▸ GIVEN PROBLEM: Filter the entries that follow, copying every line in which the word "因为虚数不能比较大小" appears.

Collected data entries

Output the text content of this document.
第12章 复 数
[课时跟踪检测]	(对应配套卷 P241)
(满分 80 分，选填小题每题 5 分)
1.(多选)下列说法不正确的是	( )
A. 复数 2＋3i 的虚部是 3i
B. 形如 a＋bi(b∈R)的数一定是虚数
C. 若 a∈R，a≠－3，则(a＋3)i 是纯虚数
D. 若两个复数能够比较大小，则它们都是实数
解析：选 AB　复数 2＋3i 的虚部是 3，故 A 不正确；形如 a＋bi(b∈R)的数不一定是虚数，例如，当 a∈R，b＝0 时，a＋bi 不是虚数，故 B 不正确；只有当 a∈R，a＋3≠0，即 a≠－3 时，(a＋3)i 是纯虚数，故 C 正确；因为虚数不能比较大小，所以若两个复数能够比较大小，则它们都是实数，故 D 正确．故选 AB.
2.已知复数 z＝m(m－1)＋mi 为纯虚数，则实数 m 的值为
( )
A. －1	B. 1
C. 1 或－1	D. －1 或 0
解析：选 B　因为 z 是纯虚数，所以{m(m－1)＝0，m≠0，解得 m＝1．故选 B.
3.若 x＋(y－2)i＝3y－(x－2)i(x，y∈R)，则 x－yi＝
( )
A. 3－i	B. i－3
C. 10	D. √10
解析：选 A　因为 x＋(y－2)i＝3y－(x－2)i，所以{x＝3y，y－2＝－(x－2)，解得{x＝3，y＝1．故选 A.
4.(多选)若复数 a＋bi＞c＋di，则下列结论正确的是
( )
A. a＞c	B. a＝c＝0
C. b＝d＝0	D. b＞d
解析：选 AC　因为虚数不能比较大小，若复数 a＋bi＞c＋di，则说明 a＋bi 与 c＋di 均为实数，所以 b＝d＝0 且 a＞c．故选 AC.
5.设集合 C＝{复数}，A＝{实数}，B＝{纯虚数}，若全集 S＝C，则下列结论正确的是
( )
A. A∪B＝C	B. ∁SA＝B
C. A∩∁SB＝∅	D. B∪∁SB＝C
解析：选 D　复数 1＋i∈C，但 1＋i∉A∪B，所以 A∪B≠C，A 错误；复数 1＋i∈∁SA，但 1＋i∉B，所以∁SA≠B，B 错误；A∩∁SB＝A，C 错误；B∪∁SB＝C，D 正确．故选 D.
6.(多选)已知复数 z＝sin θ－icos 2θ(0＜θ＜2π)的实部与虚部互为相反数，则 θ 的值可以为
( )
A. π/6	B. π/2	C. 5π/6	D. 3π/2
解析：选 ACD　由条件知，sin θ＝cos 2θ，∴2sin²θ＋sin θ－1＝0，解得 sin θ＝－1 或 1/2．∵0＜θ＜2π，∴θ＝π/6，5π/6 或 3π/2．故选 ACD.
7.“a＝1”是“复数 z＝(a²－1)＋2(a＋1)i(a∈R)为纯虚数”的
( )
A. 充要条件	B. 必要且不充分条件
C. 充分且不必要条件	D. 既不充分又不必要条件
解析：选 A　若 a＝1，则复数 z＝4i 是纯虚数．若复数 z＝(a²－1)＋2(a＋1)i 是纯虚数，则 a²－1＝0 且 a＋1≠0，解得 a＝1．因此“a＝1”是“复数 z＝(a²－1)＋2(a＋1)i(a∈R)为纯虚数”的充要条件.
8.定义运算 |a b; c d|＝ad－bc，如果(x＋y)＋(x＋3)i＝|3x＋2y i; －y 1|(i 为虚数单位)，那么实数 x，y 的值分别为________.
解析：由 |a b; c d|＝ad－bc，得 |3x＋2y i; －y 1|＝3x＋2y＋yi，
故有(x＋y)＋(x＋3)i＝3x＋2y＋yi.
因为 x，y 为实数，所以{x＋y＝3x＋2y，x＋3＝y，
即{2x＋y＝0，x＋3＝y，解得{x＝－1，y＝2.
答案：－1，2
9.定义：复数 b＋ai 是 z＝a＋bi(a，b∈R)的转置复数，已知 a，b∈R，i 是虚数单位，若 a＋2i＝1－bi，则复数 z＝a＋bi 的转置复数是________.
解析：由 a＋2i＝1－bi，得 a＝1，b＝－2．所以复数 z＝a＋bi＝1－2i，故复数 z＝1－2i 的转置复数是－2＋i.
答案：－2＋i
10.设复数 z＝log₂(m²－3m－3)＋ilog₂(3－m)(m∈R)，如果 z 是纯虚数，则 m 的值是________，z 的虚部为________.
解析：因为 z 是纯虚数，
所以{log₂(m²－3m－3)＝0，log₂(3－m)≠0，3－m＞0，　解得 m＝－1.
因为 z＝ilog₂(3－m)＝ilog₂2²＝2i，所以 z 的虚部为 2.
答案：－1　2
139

▸ CORRECT OUTPUT:
解析：选 AB　复数 2＋3i 的虚部是 3，故 A 不正确；形如 a＋bi(b∈R)的数不一定是虚数，例如，当 a∈R，b＝0 时，a＋bi 不是虚数，故 B 不正确；只有当 a∈R，a＋3≠0，即 a≠－3 时，(a＋3)i 是纯虚数，故 C 正确；因为虚数不能比较大小，所以若两个复数能够比较大小，则它们都是实数，故 D 正确．故选 AB.
解析：选 AC　因为虚数不能比较大小，若复数 a＋bi＞c＋di，则说明 a＋bi 与 c＋di 均为实数，所以 b＝d＝0 且 a＞c．故选 AC.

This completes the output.